- **EXERCISE GOAL**
Your task is to restate the data word for word.

- **ENTRIES SHOWN**

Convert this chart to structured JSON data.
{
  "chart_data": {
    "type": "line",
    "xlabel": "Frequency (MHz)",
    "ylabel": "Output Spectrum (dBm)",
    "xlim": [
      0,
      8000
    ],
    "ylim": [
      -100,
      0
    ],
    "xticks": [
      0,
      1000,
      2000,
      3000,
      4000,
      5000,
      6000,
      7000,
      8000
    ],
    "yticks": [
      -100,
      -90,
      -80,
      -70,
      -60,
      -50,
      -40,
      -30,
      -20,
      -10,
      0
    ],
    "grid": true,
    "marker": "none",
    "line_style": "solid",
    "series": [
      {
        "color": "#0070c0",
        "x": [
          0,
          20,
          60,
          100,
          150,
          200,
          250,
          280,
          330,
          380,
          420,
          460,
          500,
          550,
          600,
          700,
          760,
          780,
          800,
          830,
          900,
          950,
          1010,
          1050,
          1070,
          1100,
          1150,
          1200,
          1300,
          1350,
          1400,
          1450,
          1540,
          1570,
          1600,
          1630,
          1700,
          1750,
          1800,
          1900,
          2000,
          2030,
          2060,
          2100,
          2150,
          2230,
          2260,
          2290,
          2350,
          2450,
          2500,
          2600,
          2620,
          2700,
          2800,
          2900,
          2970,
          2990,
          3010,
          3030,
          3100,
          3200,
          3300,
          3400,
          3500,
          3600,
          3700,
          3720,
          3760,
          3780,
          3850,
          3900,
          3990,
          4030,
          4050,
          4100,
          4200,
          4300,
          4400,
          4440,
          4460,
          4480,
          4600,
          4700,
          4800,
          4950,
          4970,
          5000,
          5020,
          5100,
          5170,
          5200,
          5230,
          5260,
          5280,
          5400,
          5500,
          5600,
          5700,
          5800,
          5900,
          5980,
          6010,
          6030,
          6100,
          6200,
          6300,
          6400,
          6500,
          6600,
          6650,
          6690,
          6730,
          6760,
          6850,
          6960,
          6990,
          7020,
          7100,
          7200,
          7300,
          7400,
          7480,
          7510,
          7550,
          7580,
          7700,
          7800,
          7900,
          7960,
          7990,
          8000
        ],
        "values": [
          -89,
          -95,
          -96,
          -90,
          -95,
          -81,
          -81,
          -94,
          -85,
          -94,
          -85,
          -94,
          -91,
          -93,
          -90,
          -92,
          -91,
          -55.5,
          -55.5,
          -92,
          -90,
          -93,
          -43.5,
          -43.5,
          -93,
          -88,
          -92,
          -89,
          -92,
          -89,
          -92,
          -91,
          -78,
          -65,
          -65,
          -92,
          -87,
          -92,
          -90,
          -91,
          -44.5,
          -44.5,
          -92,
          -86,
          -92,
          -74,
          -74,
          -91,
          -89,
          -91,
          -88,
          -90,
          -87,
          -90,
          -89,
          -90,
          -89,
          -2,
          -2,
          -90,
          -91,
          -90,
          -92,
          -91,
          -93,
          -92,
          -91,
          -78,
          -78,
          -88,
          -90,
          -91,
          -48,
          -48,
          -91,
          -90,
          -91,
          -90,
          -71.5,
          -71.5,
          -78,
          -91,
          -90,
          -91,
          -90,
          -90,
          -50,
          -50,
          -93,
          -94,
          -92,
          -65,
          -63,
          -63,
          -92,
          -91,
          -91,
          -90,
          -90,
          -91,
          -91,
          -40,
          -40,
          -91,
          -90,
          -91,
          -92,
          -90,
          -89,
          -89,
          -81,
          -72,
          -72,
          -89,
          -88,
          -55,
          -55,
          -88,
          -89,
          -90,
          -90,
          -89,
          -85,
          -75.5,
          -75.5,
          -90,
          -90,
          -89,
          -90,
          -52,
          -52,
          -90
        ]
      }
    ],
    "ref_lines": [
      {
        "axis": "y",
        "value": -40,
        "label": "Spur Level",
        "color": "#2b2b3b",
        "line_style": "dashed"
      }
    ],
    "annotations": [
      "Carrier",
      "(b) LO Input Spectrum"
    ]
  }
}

- **RESULT**
Convert this chart to structured JSON data.
{
  "chart_data": {
    "type": "line",
    "xlabel": "Frequency (MHz)",
    "ylabel": "Output Spectrum (dBm)",
    "xlim": [
      0,
      8000
    ],
    "ylim": [
      -100,
      0
    ],
    "xticks": [
      0,
      1000,
      2000,
      3000,
      4000,
      5000,
      6000,
      7000,
      8000
    ],
    "yticks": [
      -100,
      -90,
      -80,
      -70,
      -60,
      -50,
      -40,
      -30,
      -20,
      -10,
      0
    ],
    "grid": true,
    "marker": "none",
    "line_style": "solid",
    "series": [
      {
        "color": "#0070c0",
        "x": [
          0,
          20,
          60,
          100,
          150,
          200,
          250,
          280,
          330,
          380,
          420,
          460,
          500,
          550,
          600,
          700,
          760,
          780,
          800,
          830,
          900,
          950,
          1010,
          1050,
          1070,
          1100,
          1150,
          1200,
          1300,
          1350,
          1400,
          1450,
          1540,
          1570,
          1600,
          1630,
          1700,
          1750,
          1800,
          1900,
          2000,
          2030,
          2060,
          2100,
          2150,
          2230,
          2260,
          2290,
          2350,
          2450,
          2500,
          2600,
          2620,
          2700,
          2800,
          2900,
          2970,
          2990,
          3010,
          3030,
          3100,
          3200,
          3300,
          3400,
          3500,
          3600,
          3700,
          3720,
          3760,
          3780,
          3850,
          3900,
          3990,
          4030,
          4050,
          4100,
          4200,
          4300,
          4400,
          4440,
          4460,
          4480,
          4600,
          4700,
          4800,
          4950,
          4970,
          5000,
          5020,
          5100,
          5170,
          5200,
          5230,
          5260,
          5280,
          5400,
          5500,
          5600,
          5700,
          5800,
          5900,
          5980,
          6010,
          6030,
          6100,
          6200,
          6300,
          6400,
          6500,
          6600,
          6650,
          6690,
          6730,
          6760,
          6850,
          6960,
          6990,
          7020,
          7100,
          7200,
          7300,
          7400,
          7480,
          7510,
          7550,
          7580,
          7700,
          7800,
          7900,
          7960,
          7990,
          8000
        ],
        "values": [
          -89,
          -95,
          -96,
          -90,
          -95,
          -81,
          -81,
          -94,
          -85,
          -94,
          -85,
          -94,
          -91,
          -93,
          -90,
          -92,
          -91,
          -55.5,
          -55.5,
          -92,
          -90,
          -93,
          -43.5,
          -43.5,
          -93,
          -88,
          -92,
          -89,
          -92,
          -89,
          -92,
          -91,
          -78,
          -65,
          -65,
          -92,
          -87,
          -92,
          -90,
          -91,
          -44.5,
          -44.5,
          -92,
          -86,
          -92,
          -74,
          -74,
          -91,
          -89,
          -91,
          -88,
          -90,
          -87,
          -90,
          -89,
          -90,
          -89,
          -2,
          -2,
          -90,
          -91,
          -90,
          -92,
          -91,
          -93,
          -92,
          -91,
          -78,
          -78,
          -88,
          -90,
          -91,
          -48,
          -48,
          -91,
          -90,
          -91,
          -90,
          -71.5,
          -71.5,
          -78,
          -91,
          -90,
          -91,
          -90,
          -90,
          -50,
          -50,
          -93,
          -94,
          -92,
          -65,
          -63,
          -63,
          -92,
          -91,
          -91,
          -90,
          -90,
          -91,
          -91,
          -40,
          -40,
          -91,
          -90,
          -91,
          -92,
          -90,
          -89,
          -89,
          -81,
          -72,
          -72,
          -89,
          -88,
          -55,
          -55,
          -88,
          -89,
          -90,
          -90,
          -89,
          -85,
          -75.5,
          -75.5,
          -90,
          -90,
          -89,
          -90,
          -52,
          -52,
          -90
        ]
      }
    ],
    "ref_lines": [
      {
        "axis": "y",
        "value": -40,
        "label": "Spur Level",
        "color": "#2b2b3b",
        "line_style": "dashed"
      }
    ],
    "annotations": [
      "Carrier",
      "(b) LO Input Spectrum"
    ]
  }
}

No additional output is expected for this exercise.